CONSIGNES DE TRAVAIL:
1. Recopiez fidèlement le passage du texte sur Rafah qui commence par les mots contenant « Accueil > Rafah » et se termine par « peuple toujours invisible. ».
2. Prolongez le texte sur Rafah au-delà de sa dernière phrase.

EXTRAIT DU DOCUMENT:
========
Accueil > Rafah et le mythe du peuple invisible
Dans ce nouveau siècle de déshumanisation, les destructions de maisons et le massacre à Rafah se pratiquent avec le feu vert de la cour suprême de justice israélienne. Au Ministère de la Défense, on établit des cartes et on annonce la décision de raser les centaines de maisons qui ont été "sélectionnées". Puis une armée entière se met à exécuter ces crimes, comme si les maisons des Palestiniens étaient du carton, ou comme si les Palestiniens de Rafah étaient les membres d’un peuple toujours invisible.
Le fait qu’une telle déshumanisation soit possible n’est pas seulement une conséquence de la politique d’Ariel Sharon ou de son gouvernement, comme s’il suffisait de remplacer les hommes pour revenir à un monde exempt de crimes. La preuve en est la faible indignation au sein de la société israélienne, indignation principalement limitée aux manifestations de colère de plusieurs centaines de pacifistes israéliens, qui sont dans ce pays les seules forces réellement démocratiques et porteuses d’espoir.
La déshumanisation en cours trouve son explication au cœur du système politique israélien fondé sur une vision qui a guidé les pionniers des premières vagues de colonisation précédant la création de l’Etat d’Israël. Cette vision a consisté, et consiste toujours, à affirmer qu’il existe, quelque part sur la planète, une "terre sans peuple", qu’il existe, quelque part sur la planète, un peuple invisible et voué à l’inexistence. Ce peuple invisible, inventé comme un reste d’équation dont la finalité est un certain "confort" de l’Histoire, continue à être le peuple palestinien, non seulement aux yeux de cette idéologie, mais aussi aux yeux d’un monde "libre" complexé et complice.
Voilà pourquoi, au sein même d’Israël, ni les 160 000 manifestants pour la "paix" de Tel Aviv, ni leurs représentants politiques – ceux qui s’attribuent le titre glorieux de "soldats de la paix" – n’ont trouvé nécessaire ni de condamner ni de manifester contre la barbarie en cours. N’ont-il pas d’ailleurs déclaré que leur rassemblement était celui de la majorité et non de l’opposition ? N’y a-t-il pas eu de voix pour dire : "Fonce Ariel Sharon, nous sommes avec toi" ? Hélas, ce n’est pas d’une majorité pour la paix dont il s’agit, mais d’une majorité de silence face au massacre, une majorité complice pour un plan de domination et d’écrasement du Palestinien.
========
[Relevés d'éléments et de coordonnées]
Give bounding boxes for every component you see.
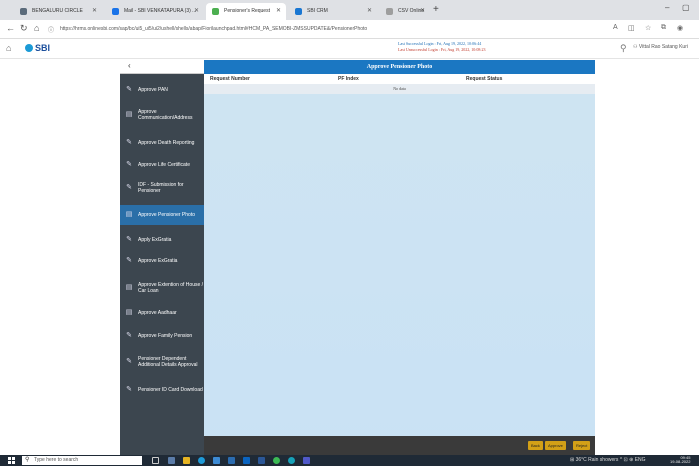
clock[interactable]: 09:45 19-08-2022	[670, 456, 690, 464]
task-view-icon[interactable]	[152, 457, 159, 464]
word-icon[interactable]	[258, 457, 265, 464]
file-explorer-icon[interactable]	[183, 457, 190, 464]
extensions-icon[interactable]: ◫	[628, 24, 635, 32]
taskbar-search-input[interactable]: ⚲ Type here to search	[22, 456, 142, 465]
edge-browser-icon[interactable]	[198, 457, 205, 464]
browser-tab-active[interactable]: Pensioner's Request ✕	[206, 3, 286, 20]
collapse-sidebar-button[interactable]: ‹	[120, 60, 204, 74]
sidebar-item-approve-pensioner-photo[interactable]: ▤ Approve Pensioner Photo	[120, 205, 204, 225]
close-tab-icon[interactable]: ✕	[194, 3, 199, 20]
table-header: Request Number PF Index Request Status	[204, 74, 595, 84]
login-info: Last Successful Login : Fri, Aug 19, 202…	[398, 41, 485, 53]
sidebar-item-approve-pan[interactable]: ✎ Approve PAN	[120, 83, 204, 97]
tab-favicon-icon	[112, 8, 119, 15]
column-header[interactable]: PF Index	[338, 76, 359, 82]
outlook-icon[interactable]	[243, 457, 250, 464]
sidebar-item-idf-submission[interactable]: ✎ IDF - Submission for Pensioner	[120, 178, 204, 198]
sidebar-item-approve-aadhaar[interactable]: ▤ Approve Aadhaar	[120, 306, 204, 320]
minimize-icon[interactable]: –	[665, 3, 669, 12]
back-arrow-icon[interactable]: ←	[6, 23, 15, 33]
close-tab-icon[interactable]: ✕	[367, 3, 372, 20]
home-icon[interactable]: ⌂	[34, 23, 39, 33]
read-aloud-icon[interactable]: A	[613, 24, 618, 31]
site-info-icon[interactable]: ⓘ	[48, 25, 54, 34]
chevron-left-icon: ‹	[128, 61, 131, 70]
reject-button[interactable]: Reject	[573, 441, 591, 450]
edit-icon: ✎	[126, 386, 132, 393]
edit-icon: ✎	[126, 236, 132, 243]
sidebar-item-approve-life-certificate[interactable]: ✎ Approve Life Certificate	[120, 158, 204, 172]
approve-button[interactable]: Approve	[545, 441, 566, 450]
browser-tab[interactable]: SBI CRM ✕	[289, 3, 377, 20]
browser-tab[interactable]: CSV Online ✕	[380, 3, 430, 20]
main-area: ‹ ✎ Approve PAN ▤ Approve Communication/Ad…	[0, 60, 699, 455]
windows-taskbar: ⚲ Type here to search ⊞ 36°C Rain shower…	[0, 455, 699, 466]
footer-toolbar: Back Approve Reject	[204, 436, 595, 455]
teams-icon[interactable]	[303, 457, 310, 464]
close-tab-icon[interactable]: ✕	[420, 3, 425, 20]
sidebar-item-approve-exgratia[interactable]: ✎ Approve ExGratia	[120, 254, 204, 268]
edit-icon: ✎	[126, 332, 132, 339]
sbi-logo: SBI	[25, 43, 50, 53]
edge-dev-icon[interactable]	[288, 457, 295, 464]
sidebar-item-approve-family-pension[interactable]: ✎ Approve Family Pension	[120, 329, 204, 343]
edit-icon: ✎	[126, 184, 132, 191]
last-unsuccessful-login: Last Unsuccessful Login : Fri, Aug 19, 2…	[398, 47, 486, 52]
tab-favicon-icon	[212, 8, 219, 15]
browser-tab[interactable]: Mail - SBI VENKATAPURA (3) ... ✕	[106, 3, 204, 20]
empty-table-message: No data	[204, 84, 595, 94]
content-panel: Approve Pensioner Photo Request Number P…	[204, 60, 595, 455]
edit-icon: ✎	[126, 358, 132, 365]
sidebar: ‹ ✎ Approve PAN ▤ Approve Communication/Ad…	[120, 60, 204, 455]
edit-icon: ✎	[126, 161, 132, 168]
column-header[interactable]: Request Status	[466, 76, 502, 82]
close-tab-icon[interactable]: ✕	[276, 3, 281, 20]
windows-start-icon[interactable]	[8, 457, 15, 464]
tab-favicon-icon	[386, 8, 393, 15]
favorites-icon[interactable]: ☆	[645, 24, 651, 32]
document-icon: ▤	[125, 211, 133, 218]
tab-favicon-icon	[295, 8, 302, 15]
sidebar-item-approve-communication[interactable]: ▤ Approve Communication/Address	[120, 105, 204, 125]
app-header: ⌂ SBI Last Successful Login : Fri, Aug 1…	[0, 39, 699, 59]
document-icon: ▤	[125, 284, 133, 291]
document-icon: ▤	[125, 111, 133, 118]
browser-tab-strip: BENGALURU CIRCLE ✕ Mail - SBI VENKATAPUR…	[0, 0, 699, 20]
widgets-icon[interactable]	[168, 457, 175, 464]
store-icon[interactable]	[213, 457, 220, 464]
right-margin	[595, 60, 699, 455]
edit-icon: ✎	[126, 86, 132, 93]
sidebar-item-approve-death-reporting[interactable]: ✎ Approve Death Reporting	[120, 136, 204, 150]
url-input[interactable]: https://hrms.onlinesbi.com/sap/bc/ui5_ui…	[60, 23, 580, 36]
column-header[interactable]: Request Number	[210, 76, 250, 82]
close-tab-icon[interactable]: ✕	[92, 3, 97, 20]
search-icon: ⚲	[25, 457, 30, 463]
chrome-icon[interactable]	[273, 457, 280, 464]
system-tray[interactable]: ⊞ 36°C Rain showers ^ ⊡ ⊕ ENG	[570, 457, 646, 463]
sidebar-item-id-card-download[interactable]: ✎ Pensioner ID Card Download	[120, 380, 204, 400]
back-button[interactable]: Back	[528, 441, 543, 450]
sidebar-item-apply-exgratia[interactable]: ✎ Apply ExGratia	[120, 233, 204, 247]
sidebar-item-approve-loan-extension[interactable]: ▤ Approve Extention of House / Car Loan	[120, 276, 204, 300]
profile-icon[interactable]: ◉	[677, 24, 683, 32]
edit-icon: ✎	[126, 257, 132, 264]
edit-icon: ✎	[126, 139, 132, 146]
========
RÉPONSES ATTENDUES:
1.
Accueil > Rafah et le mythe du peuple invisible
Dans ce nouveau siècle de déshumanisation, les destructions de maisons et le massacre à Rafah se pratiquent avec le feu vert de la cour suprême de justice israélienne. Au Ministère de la Défense, on établit des cartes et on annonce la décision de raser les centaines de maisons qui ont été "sélectionnées". Puis une armée entière se met à exécuter ces crimes, comme si les maisons des Palestiniens étaient du carton, ou comme si les Palestiniens de Rafah étaient les membres d’un peuple toujours invisible.

2.
Ecrasement. A Gaza, où les populations sont entassées dans la misère et la famine, isolées du monde, et complètement livrées au feu et poids de l’armée. En Cisjordanie où les murs annexent les territoires et les colonies avec la bénédiction de Georges Bush. En Israël même, dans ses "frontières" d’avant 1967, où la discrimination entre Arabes et Juifs est l’_expression d’un racisme politique fondateur, un racisme qui se pratique au nom de la démocratie, un racisme d’Etat qui ne choque plus personne et ne semble pas perturber l’image de soi civilisé du monde "libre".
Ce racisme que l’on cherche aujourd’hui à normaliser et inscrire dans le quotidien non critiquable des citoyens de la planète, ce racisme qui sollicite notre silence, notre consentement et notre déchéance politique et culturelle, ce racisme qui prolifère à l’ombre de la désinformation et de la domestication mondialisée de milliards d’humains enfermées entre les murs d’une sphère médiatique d’un monde virtuel fondé sur la consommation et le culte des images coupés de la réalité, ce racisme que l’on veut réinsérer au cœur même du concept de l’Etat-Nation, ce racisme du grand jour est le socle d’un fascisme impérial qui entreprend de dominer la planète, avançant dans les méandres des super-puissances derrière des marionnettes faites de petits tyrans et de pseudo penseurs qui parlent le langage le plus simpliste et témoignent de la défaite de l’intelligence à l’échelle politique.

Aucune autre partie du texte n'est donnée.